STATED TASK:
Write out the data below in full. Keep it exact.

-------

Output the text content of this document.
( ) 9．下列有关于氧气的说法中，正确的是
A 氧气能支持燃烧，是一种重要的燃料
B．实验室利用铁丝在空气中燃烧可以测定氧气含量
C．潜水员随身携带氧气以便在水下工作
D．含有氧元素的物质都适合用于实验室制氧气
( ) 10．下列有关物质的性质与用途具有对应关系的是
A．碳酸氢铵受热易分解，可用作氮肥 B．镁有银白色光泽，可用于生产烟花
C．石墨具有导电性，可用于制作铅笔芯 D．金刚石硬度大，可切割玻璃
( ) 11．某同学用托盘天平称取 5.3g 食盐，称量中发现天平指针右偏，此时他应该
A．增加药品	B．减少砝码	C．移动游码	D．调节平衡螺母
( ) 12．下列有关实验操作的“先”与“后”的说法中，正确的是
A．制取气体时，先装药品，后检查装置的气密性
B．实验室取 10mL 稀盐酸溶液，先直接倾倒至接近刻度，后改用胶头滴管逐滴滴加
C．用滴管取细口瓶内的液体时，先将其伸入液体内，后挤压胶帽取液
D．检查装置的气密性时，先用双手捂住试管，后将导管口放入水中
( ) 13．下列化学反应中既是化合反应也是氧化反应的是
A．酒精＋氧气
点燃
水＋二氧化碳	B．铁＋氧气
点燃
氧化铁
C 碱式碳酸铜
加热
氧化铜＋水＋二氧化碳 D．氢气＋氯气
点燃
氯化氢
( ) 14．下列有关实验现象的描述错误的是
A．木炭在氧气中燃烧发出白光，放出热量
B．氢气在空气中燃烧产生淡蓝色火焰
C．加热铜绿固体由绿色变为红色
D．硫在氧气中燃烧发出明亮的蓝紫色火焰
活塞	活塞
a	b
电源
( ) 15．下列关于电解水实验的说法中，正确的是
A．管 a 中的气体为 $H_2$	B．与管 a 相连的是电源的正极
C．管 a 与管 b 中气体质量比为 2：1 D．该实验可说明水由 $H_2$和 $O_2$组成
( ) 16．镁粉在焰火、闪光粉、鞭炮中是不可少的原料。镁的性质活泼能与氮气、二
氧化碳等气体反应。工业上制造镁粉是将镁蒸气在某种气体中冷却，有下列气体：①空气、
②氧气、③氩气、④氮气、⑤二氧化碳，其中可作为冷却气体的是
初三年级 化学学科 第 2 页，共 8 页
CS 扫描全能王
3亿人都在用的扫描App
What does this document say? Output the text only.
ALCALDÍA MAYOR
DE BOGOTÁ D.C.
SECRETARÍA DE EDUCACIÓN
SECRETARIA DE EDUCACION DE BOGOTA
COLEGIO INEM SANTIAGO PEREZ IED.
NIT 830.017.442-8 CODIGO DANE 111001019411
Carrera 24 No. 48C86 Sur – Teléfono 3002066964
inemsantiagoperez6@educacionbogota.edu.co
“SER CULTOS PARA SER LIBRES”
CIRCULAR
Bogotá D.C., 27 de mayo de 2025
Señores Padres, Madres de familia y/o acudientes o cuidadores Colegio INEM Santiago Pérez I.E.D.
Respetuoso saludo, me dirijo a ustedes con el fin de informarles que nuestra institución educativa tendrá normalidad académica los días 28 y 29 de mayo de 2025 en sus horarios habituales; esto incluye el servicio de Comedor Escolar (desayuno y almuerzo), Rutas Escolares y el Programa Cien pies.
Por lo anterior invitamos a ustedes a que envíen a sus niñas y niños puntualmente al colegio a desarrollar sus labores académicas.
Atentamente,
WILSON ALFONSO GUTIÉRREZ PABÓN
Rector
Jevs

-------

OUTPUT FOR THIS TASK:
Output the text content of this document.
( ) 9．下列有关于氧气的说法中，正确的是
A 氧气能支持燃烧，是一种重要的燃料
B．实验室利用铁丝在空气中燃烧可以测定氧气含量
C．潜水员随身携带氧气以便在水下工作
D．含有氧元素的物质都适合用于实验室制氧气
( ) 10．下列有关物质的性质与用途具有对应关系的是
A．碳酸氢铵受热易分解，可用作氮肥 B．镁有银白色光泽，可用于生产烟花
C．石墨具有导电性，可用于制作铅笔芯 D．金刚石硬度大，可切割玻璃
( ) 11．某同学用托盘天平称取 5.3g 食盐，称量中发现天平指针右偏，此时他应该
A．增加药品	B．减少砝码	C．移动游码	D．调节平衡螺母
( ) 12．下列有关实验操作的“先”与“后”的说法中，正确的是
A．制取气体时，先装药品，后检查装置的气密性
B．实验室取 10mL 稀盐酸溶液，先直接倾倒至接近刻度，后改用胶头滴管逐滴滴加
C．用滴管取细口瓶内的液体时，先将其伸入液体内，后挤压胶帽取液
D．检查装置的气密性时，先用双手捂住试管，后将导管口放入水中
( ) 13．下列化学反应中既是化合反应也是氧化反应的是
A．酒精＋氧气
点燃
水＋二氧化碳	B．铁＋氧气
点燃
氧化铁
C 碱式碳酸铜
加热
氧化铜＋水＋二氧化碳 D．氢气＋氯气
点燃
氯化氢
( ) 14．下列有关实验现象的描述错误的是
A．木炭在氧气中燃烧发出白光，放出热量
B．氢气在空气中燃烧产生淡蓝色火焰
C．加热铜绿固体由绿色变为红色
D．硫在氧气中燃烧发出明亮的蓝紫色火焰
活塞	活塞
a	b
电源
( ) 15．下列关于电解水实验的说法中，正确的是
A．管 a 中的气体为 $H_2$	B．与管 a 相连的是电源的正极
C．管 a 与管 b 中气体质量比为 2：1 D．该实验可说明水由 $H_2$和 $O_2$组成
( ) 16．镁粉在焰火、闪光粉、鞭炮中是不可少的原料。镁的性质活泼能与氮气、二
氧化碳等气体反应。工业上制造镁粉是将镁蒸气在某种气体中冷却，有下列气体：①空气、
②氧气、③氩气、④氮气、⑤二氧化碳，其中可作为冷却气体的是
初三年级 化学学科 第 2 页，共 8 页
CS 扫描全能王
3亿人都在用的扫描App
What does this document say? Output the text only.
ALCALDÍA MAYOR
DE BOGOTÁ D.C.
SECRETARÍA DE EDUCACIÓN
SECRETARIA DE EDUCACION DE BOGOTA
COLEGIO INEM SANTIAGO PEREZ IED.
NIT 830.017.442-8 CODIGO DANE 111001019411
Carrera 24 No. 48C86 Sur – Teléfono 3002066964
inemsantiagoperez6@educacionbogota.edu.co
“SER CULTOS PARA SER LIBRES”
CIRCULAR
Bogotá D.C., 27 de mayo de 2025
Señores Padres, Madres de familia y/o acudientes o cuidadores Colegio INEM Santiago Pérez I.E.D.
Respetuoso saludo, me dirijo a ustedes con el fin de informarles que nuestra institución educativa tendrá normalidad académica los días 28 y 29 de mayo de 2025 en sus horarios habituales; esto incluye el servicio de Comedor Escolar (desayuno y almuerzo), Rutas Escolares y el Programa Cien pies.
Por lo anterior invitamos a ustedes a que envíen a sus niñas y niños puntualmente al colegio a desarrollar sus labores académicas.
Atentamente,
WILSON ALFONSO GUTIÉRREZ PABÓN
Rector
Jevs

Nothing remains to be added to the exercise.